-- Begin Supplied records --
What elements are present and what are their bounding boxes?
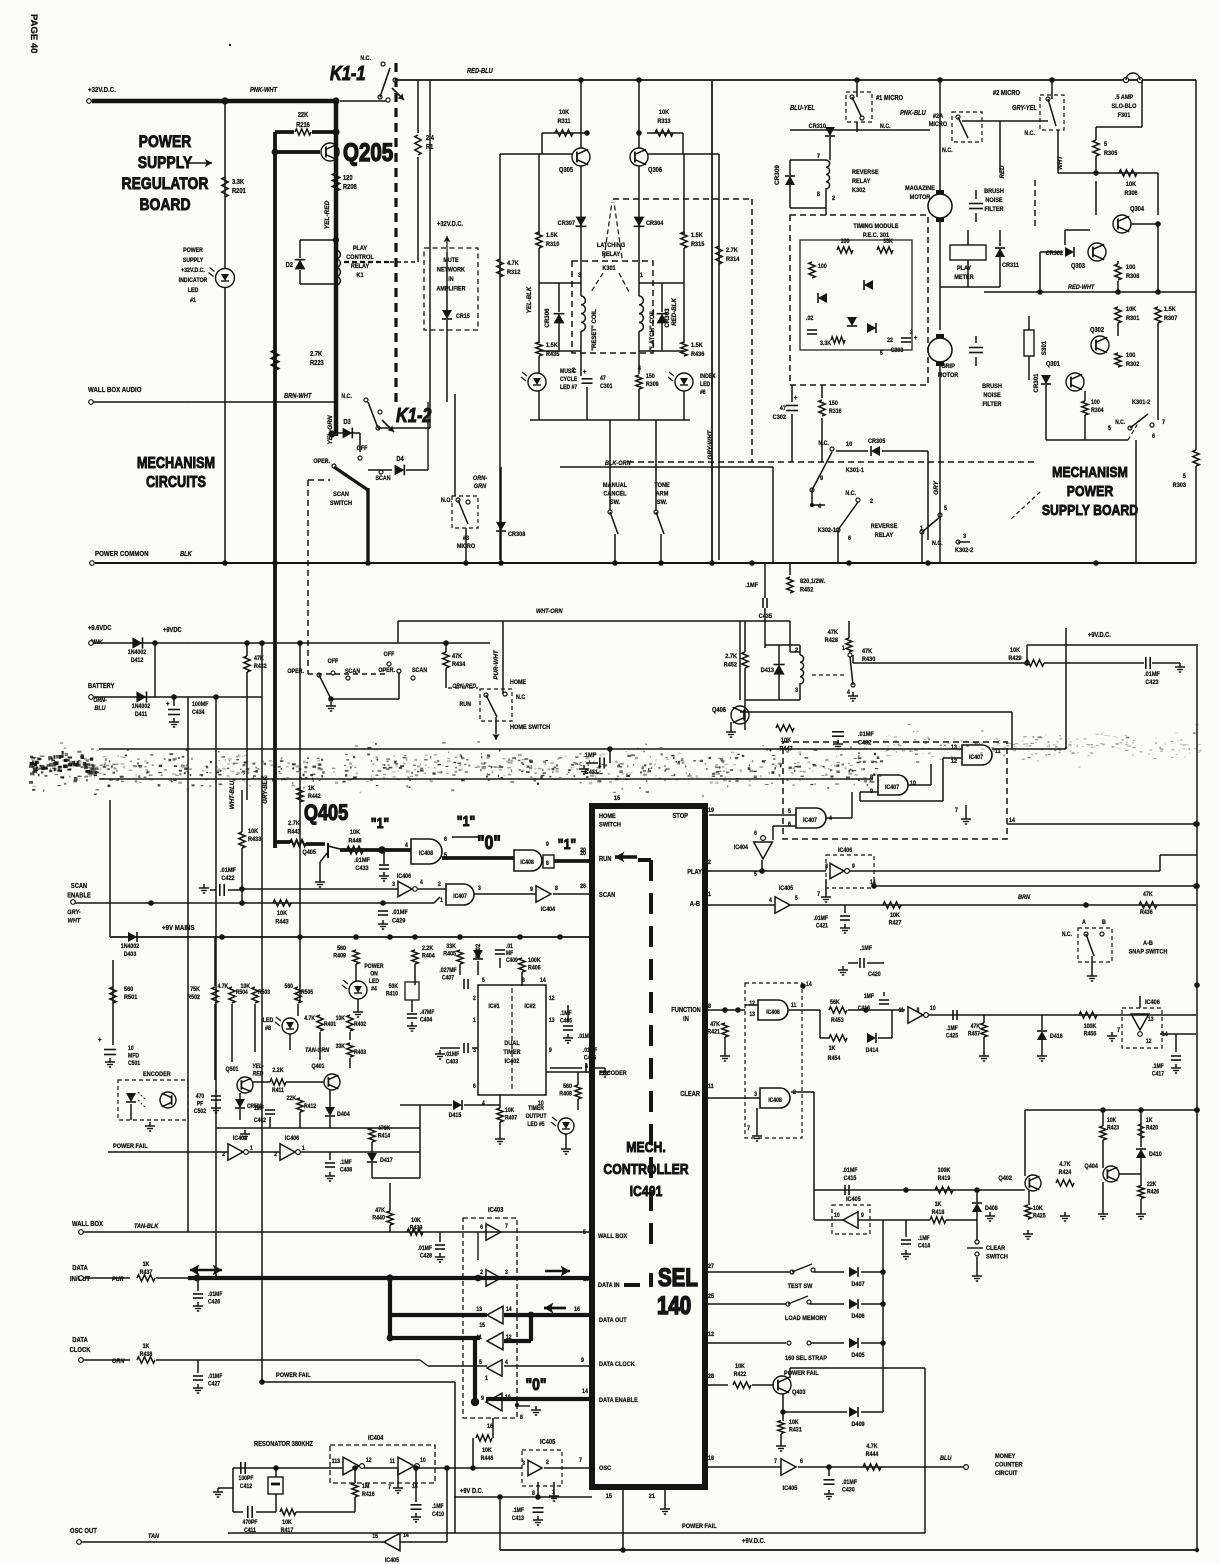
-- End Supplied records --
-- Begin Supplied records --
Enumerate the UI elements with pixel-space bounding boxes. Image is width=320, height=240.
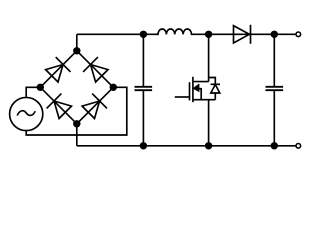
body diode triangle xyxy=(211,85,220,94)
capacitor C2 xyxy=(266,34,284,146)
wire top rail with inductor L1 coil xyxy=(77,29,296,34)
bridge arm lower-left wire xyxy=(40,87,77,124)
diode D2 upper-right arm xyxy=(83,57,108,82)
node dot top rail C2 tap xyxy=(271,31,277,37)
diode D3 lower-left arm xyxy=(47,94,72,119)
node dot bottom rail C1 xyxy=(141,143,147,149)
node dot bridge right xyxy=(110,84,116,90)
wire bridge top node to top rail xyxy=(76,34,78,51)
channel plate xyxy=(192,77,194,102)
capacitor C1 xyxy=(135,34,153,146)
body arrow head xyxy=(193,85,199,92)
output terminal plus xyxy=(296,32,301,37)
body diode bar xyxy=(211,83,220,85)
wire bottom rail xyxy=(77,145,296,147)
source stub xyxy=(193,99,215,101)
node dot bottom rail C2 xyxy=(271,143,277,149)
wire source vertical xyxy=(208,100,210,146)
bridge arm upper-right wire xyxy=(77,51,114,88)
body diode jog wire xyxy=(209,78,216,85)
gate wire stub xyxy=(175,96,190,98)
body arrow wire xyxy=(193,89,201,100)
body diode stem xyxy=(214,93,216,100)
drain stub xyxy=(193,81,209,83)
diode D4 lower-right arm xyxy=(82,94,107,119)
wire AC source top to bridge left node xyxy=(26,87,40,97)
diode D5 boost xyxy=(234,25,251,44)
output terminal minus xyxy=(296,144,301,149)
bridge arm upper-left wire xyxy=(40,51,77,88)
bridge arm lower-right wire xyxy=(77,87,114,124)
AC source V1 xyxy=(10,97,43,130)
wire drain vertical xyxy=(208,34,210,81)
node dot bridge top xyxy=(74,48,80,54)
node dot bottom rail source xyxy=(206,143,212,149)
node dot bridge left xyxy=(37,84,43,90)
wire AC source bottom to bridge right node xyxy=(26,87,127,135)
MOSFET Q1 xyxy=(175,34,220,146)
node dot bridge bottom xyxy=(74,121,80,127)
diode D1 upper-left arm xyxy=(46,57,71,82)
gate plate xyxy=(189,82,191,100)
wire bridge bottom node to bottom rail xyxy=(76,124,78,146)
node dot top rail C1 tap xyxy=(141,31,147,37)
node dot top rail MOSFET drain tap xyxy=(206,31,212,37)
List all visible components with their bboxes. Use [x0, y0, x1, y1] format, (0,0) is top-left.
-- End Supplied records --
Exercise goal - Update the part of the data that opens with the line containing "Enumerate the UI" and closes with the line containing "wire top rail" by replacing "triangle" with "arrowhead" and keeping everything else the same. Return only those lines, leaving the pictures out.

Response to the task -
Enumerate the UI elements with pixel-space bounding boxes. Image is width=320, height=240.
body diode arrowhead xyxy=(211,85,220,94)
capacitor C2 xyxy=(266,34,284,146)
wire top rail with inductor L1 coil xyxy=(77,29,296,34)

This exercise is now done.